Supplied records
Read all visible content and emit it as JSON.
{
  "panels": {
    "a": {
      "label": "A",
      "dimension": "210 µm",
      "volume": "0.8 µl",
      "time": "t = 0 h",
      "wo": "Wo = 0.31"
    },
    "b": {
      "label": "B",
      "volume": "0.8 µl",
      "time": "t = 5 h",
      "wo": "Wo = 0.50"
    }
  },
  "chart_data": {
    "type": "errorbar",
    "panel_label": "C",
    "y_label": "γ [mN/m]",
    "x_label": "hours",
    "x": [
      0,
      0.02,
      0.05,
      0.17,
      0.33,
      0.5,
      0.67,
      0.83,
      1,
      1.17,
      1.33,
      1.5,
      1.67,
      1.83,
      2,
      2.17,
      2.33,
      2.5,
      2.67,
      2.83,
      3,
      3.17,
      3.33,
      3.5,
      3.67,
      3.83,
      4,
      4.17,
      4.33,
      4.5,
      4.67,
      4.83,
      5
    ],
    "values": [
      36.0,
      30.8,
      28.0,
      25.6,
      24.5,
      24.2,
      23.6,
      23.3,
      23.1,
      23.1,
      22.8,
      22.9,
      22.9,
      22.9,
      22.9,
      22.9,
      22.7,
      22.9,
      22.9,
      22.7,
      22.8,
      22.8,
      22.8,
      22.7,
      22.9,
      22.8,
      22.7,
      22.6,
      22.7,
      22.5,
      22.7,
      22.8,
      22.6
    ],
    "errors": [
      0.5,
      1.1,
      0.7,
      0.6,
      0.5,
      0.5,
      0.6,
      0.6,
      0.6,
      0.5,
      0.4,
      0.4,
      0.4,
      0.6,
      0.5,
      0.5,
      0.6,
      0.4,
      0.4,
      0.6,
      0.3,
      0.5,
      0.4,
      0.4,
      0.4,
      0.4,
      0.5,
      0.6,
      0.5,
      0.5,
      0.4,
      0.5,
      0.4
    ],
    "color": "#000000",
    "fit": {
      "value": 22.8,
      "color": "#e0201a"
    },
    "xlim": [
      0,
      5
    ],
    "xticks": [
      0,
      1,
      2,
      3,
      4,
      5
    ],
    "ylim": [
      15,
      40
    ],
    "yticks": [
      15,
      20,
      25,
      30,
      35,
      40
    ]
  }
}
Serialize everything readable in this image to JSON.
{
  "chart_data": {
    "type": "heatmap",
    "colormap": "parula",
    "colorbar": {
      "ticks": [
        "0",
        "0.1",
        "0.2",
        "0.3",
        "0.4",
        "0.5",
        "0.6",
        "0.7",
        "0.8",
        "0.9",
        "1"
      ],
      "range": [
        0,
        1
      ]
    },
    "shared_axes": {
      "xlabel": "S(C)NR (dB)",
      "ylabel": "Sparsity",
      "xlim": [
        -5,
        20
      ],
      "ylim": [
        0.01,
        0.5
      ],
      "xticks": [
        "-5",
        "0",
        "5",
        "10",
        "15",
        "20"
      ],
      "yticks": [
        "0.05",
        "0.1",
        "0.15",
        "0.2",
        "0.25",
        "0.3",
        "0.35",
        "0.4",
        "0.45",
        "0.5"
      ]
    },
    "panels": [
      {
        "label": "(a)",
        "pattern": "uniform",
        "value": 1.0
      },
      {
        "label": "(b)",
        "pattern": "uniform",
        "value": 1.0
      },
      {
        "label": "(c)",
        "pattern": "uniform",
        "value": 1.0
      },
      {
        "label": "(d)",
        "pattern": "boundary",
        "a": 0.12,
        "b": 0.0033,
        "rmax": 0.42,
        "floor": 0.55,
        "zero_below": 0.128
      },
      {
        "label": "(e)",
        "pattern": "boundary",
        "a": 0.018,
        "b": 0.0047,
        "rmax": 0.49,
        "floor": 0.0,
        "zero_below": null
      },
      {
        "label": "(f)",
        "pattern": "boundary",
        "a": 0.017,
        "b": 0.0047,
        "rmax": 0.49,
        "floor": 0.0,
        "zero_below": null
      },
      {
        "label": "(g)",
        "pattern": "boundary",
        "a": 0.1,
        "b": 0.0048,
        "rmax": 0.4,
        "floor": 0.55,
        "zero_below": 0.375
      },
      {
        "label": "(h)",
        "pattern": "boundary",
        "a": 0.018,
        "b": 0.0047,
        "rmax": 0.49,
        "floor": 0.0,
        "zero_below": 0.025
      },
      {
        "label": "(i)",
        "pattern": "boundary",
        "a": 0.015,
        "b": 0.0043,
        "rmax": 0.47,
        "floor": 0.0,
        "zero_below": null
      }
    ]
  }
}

Set problem
Could you reproduce every record above exactly as it appears?

Response to this task
Read all visible content and emit it as JSON.
{
  "panels": {
    "a": {
      "label": "A",
      "dimension": "210 µm",
      "volume": "0.8 µl",
      "time": "t = 0 h",
      "wo": "Wo = 0.31"
    },
    "b": {
      "label": "B",
      "volume": "0.8 µl",
      "time": "t = 5 h",
      "wo": "Wo = 0.50"
    }
  },
  "chart_data": {
    "type": "errorbar",
    "panel_label": "C",
    "y_label": "γ [mN/m]",
    "x_label": "hours",
    "x": [
      0,
      0.02,
      0.05,
      0.17,
      0.33,
      0.5,
      0.67,
      0.83,
      1,
      1.17,
      1.33,
      1.5,
      1.67,
      1.83,
      2,
      2.17,
      2.33,
      2.5,
      2.67,
      2.83,
      3,
      3.17,
      3.33,
      3.5,
      3.67,
      3.83,
      4,
      4.17,
      4.33,
      4.5,
      4.67,
      4.83,
      5
    ],
    "values": [
      36.0,
      30.8,
      28.0,
      25.6,
      24.5,
      24.2,
      23.6,
      23.3,
      23.1,
      23.1,
      22.8,
      22.9,
      22.9,
      22.9,
      22.9,
      22.9,
      22.7,
      22.9,
      22.9,
      22.7,
      22.8,
      22.8,
      22.8,
      22.7,
      22.9,
      22.8,
      22.7,
      22.6,
      22.7,
      22.5,
      22.7,
      22.8,
      22.6
    ],
    "errors": [
      0.5,
      1.1,
      0.7,
      0.6,
      0.5,
      0.5,
      0.6,
      0.6,
      0.6,
      0.5,
      0.4,
      0.4,
      0.4,
      0.6,
      0.5,
      0.5,
      0.6,
      0.4,
      0.4,
      0.6,
      0.3,
      0.5,
      0.4,
      0.4,
      0.4,
      0.4,
      0.5,
      0.6,
      0.5,
      0.5,
      0.4,
      0.5,
      0.4
    ],
    "color": "#000000",
    "fit": {
      "value": 22.8,
      "color": "#e0201a"
    },
    "xlim": [
      0,
      5
    ],
    "xticks": [
      0,
      1,
      2,
      3,
      4,
      5
    ],
    "ylim": [
      15,
      40
    ],
    "yticks": [
      15,
      20,
      25,
      30,
      35,
      40
    ]
  }
}
Serialize everything readable in this image to JSON.
{
  "chart_data": {
    "type": "heatmap",
    "colormap": "parula",
    "colorbar": {
      "ticks": [
        "0",
        "0.1",
        "0.2",
        "0.3",
        "0.4",
        "0.5",
        "0.6",
        "0.7",
        "0.8",
        "0.9",
        "1"
      ],
      "range": [
        0,
        1
      ]
    },
    "shared_axes": {
      "xlabel": "S(C)NR (dB)",
      "ylabel": "Sparsity",
      "xlim": [
        -5,
        20
      ],
      "ylim": [
        0.01,
        0.5
      ],
      "xticks": [
        "-5",
        "0",
        "5",
        "10",
        "15",
        "20"
      ],
      "yticks": [
        "0.05",
        "0.1",
        "0.15",
        "0.2",
        "0.25",
        "0.3",
        "0.35",
        "0.4",
        "0.45",
        "0.5"
      ]
    },
    "panels": [
      {
        "label": "(a)",
        "pattern": "uniform",
        "value": 1.0
      },
      {
        "label": "(b)",
        "pattern": "uniform",
        "value": 1.0
      },
      {
        "label": "(c)",
        "pattern": "uniform",
        "value": 1.0
      },
      {
        "label": "(d)",
        "pattern": "boundary",
        "a": 0.12,
        "b": 0.0033,
        "rmax": 0.42,
        "floor": 0.55,
        "zero_below": 0.128
      },
      {
        "label": "(e)",
        "pattern": "boundary",
        "a": 0.018,
        "b": 0.0047,
        "rmax": 0.49,
        "floor": 0.0,
        "zero_below": null
      },
      {
        "label": "(f)",
        "pattern": "boundary",
        "a": 0.017,
        "b": 0.0047,
        "rmax": 0.49,
        "floor": 0.0,
        "zero_below": null
      },
      {
        "label": "(g)",
        "pattern": "boundary",
        "a": 0.1,
        "b": 0.0048,
        "rmax": 0.4,
        "floor": 0.55,
        "zero_below": 0.375
      },
      {
        "label": "(h)",
        "pattern": "boundary",
        "a": 0.018,
        "b": 0.0047,
        "rmax": 0.49,
        "floor": 0.0,
        "zero_below": 0.025
      },
      {
        "label": "(i)",
        "pattern": "boundary",
        "a": 0.015,
        "b": 0.0043,
        "rmax": 0.47,
        "floor": 0.0,
        "zero_below": null
      }
    ]
  }
}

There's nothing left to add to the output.